## START DATA PROVIDED

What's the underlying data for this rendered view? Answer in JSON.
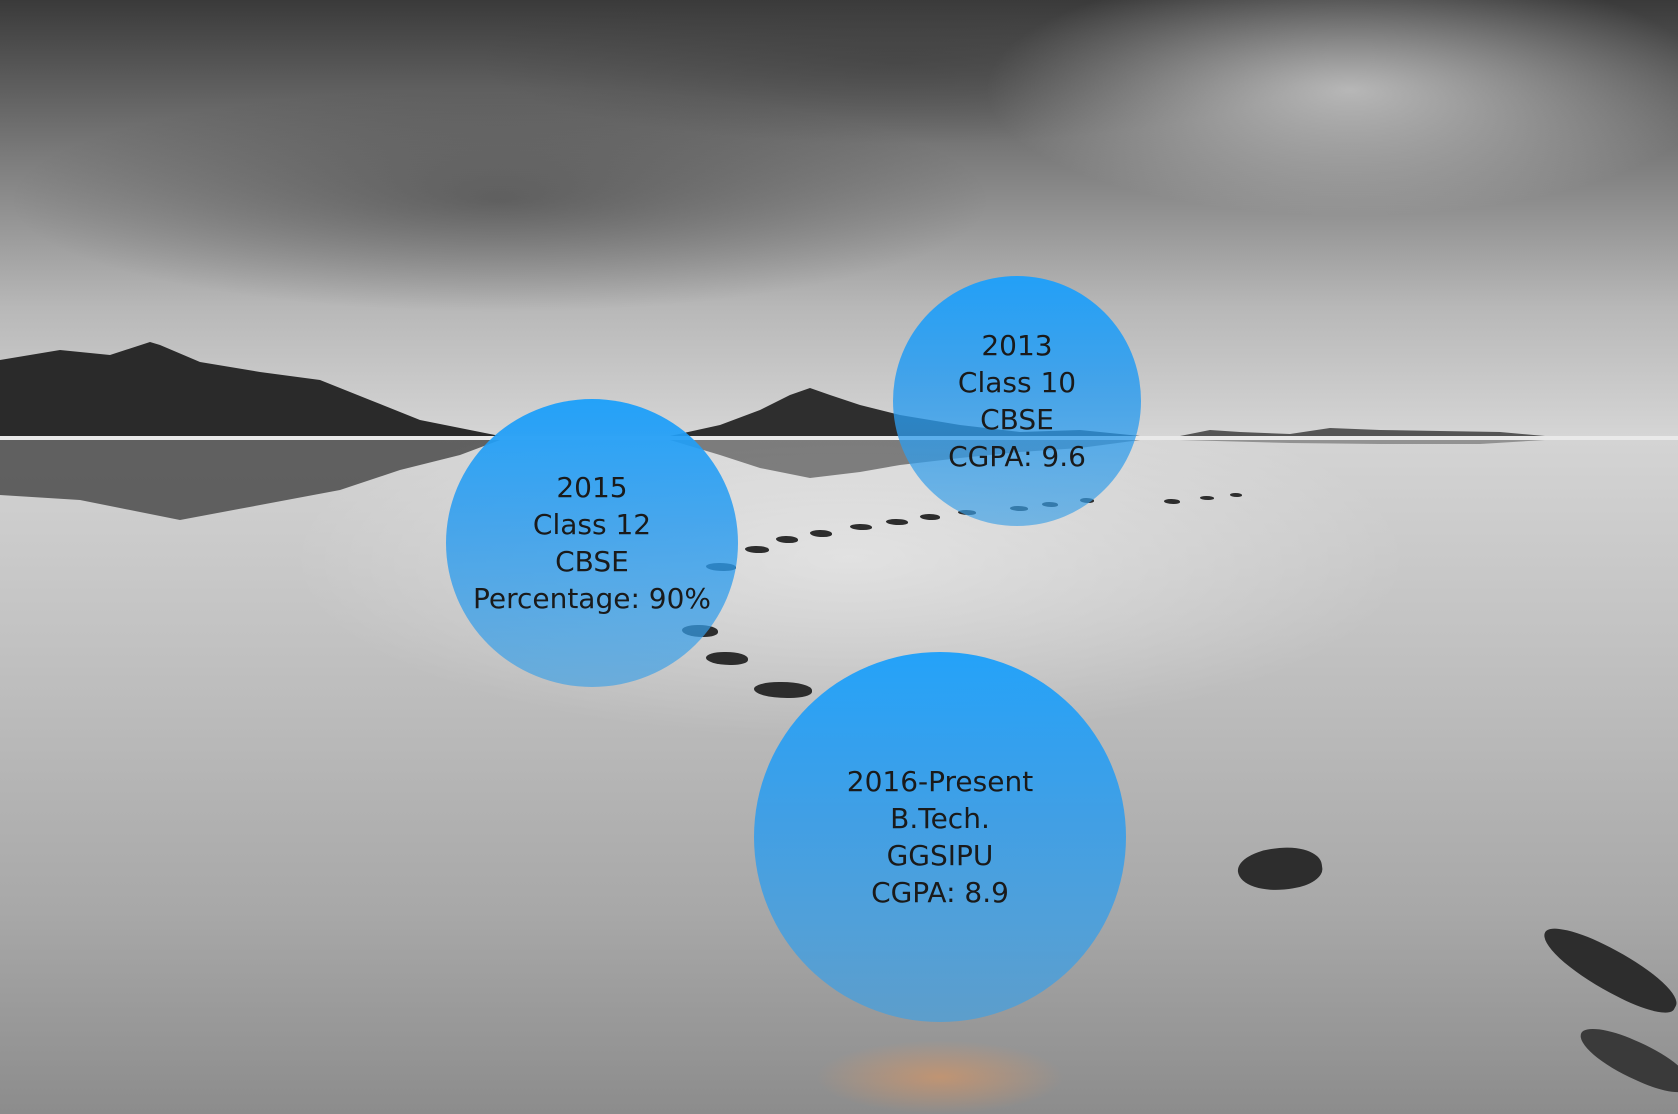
{
  "colors": {
    "bubble_blue": "#1ea0fa",
    "text": "#1a1a1a"
  },
  "education": [
    {
      "year": "2013",
      "level": "Class 10",
      "board": "CBSE",
      "score": "CGPA: 9.6"
    },
    {
      "year": "2015",
      "level": "Class 12",
      "board": "CBSE",
      "score": "Percentage: 90%"
    },
    {
      "year": "2016-Present",
      "level": "B.Tech.",
      "board": "GGSIPU",
      "score": "CGPA: 8.9"
    }
  ]
}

## END DATA PROVIDED

- OBJECTIVE:
Copy the listing over exactly, skipping the pictures it holds.

- TASK RESULT:
What's the underlying data for this rendered view? Answer in JSON.
{
  "colors": {
    "bubble_blue": "#1ea0fa",
    "text": "#1a1a1a"
  },
  "education": [
    {
      "year": "2013",
      "level": "Class 10",
      "board": "CBSE",
      "score": "CGPA: 9.6"
    },
    {
      "year": "2015",
      "level": "Class 12",
      "board": "CBSE",
      "score": "Percentage: 90%"
    },
    {
      "year": "2016-Present",
      "level": "B.Tech.",
      "board": "GGSIPU",
      "score": "CGPA: 8.9"
    }
  ]
}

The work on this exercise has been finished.